= Problem requirements =
Could you copy out the records below word for word, from their first line through the line containing "section-heading — [238, 1026, 573, 1068]", including both of those lines?

##### Exercise material

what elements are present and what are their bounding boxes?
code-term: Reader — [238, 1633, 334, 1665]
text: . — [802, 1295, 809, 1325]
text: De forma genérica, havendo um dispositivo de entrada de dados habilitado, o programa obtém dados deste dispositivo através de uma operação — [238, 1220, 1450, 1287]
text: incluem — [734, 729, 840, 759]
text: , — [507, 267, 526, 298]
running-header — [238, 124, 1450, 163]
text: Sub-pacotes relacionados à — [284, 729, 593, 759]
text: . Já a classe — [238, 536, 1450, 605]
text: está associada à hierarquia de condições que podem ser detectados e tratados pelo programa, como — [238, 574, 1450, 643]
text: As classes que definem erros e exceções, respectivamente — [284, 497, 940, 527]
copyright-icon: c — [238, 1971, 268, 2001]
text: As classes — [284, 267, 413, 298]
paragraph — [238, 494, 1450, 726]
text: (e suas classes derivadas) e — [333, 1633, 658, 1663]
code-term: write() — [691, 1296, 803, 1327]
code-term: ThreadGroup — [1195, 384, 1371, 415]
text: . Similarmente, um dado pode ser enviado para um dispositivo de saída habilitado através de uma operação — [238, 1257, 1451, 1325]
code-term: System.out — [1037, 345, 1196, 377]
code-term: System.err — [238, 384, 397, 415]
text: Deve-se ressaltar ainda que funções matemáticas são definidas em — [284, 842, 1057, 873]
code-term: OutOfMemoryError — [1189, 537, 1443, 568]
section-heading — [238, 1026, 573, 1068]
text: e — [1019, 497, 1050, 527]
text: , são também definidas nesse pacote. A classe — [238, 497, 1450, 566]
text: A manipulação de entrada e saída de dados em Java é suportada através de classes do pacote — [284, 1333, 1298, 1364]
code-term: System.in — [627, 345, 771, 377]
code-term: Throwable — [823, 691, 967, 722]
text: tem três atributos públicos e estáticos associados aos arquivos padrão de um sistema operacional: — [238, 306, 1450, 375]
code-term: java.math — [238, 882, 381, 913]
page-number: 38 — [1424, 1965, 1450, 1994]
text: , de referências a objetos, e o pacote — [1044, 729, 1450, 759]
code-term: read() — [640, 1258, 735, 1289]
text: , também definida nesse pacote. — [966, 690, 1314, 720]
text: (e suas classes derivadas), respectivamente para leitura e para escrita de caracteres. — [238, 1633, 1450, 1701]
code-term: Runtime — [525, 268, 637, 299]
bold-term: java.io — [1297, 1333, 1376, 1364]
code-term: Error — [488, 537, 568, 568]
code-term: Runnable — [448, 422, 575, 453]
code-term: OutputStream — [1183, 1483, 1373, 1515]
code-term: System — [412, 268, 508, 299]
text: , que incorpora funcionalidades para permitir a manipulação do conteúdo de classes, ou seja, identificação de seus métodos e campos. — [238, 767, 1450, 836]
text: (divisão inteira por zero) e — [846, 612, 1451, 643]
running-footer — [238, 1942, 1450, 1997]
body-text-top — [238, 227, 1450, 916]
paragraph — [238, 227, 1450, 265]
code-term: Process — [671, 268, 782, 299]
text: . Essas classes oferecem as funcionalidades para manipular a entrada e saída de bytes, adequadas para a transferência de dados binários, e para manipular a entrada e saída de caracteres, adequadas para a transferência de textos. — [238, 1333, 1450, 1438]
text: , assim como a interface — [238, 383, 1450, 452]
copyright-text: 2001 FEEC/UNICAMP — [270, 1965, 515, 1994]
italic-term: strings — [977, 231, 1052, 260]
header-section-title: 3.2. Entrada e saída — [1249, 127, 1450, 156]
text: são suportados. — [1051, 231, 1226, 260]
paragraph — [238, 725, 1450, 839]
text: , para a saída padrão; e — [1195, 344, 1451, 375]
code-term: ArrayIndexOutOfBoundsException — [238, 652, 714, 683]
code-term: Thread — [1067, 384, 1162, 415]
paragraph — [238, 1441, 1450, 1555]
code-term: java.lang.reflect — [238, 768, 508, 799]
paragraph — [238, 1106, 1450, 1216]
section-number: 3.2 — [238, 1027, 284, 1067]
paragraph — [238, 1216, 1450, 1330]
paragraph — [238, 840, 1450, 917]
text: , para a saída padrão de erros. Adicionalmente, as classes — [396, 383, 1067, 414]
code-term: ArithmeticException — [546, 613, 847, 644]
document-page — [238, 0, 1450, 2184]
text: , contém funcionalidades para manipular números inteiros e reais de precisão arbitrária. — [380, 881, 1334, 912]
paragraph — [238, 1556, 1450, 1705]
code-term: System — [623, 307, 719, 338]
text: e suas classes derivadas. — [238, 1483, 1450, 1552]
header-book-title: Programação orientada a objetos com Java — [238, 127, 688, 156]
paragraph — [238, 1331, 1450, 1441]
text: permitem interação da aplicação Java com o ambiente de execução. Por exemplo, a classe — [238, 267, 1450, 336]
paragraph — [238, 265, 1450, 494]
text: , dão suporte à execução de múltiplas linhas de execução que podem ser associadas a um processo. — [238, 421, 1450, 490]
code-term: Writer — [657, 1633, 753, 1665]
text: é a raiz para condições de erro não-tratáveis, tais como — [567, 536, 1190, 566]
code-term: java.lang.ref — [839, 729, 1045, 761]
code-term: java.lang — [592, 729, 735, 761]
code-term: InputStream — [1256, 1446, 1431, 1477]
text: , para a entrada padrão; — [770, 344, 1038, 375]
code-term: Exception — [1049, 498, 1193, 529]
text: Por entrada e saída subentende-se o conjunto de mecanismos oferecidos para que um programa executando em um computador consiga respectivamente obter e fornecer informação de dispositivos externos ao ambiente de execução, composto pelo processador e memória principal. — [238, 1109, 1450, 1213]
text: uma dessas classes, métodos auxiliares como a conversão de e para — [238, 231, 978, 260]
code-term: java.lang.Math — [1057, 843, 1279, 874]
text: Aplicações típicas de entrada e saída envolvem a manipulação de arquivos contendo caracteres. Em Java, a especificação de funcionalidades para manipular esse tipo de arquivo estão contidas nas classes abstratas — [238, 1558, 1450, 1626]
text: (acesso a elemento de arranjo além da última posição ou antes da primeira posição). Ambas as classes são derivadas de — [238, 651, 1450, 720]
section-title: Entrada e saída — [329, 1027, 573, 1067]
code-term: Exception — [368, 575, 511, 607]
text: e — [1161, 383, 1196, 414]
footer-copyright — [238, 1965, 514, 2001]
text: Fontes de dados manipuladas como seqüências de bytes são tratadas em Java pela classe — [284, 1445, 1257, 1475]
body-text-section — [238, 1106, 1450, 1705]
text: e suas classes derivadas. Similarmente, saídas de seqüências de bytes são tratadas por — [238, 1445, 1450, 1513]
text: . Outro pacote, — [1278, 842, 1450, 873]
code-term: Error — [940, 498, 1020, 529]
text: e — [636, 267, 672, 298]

##########

= Answer to the problem =
what elements are present and what are their bounding boxes?
code-term: Reader — [238, 1633, 334, 1665]
text: . — [802, 1295, 809, 1325]
text: De forma genérica, havendo um dispositivo de entrada de dados habilitado, o programa obtém dados deste dispositivo através de uma operação — [238, 1220, 1450, 1287]
text: incluem — [734, 729, 840, 759]
text: , — [507, 267, 526, 298]
running-header — [238, 124, 1450, 163]
text: Sub-pacotes relacionados à — [284, 729, 593, 759]
text: . Já a classe — [238, 536, 1450, 605]
text: está associada à hierarquia de condições que podem ser detectados e tratados pelo programa, como — [238, 574, 1450, 643]
text: As classes que definem erros e exceções, respectivamente — [284, 497, 940, 527]
copyright-icon: c — [238, 1971, 268, 2001]
text: As classes — [284, 267, 413, 298]
paragraph — [238, 494, 1450, 726]
text: (e suas classes derivadas) e — [333, 1633, 658, 1663]
code-term: write() — [691, 1296, 803, 1327]
code-term: ThreadGroup — [1195, 384, 1371, 415]
text: . Similarmente, um dado pode ser enviado para um dispositivo de saída habilitado através de uma operação — [238, 1257, 1451, 1325]
code-term: System.out — [1037, 345, 1196, 377]
code-term: System.err — [238, 384, 397, 415]
text: Deve-se ressaltar ainda que funções matemáticas são definidas em — [284, 842, 1057, 873]
code-term: OutOfMemoryError — [1189, 537, 1443, 568]
section-heading — [238, 1026, 573, 1068]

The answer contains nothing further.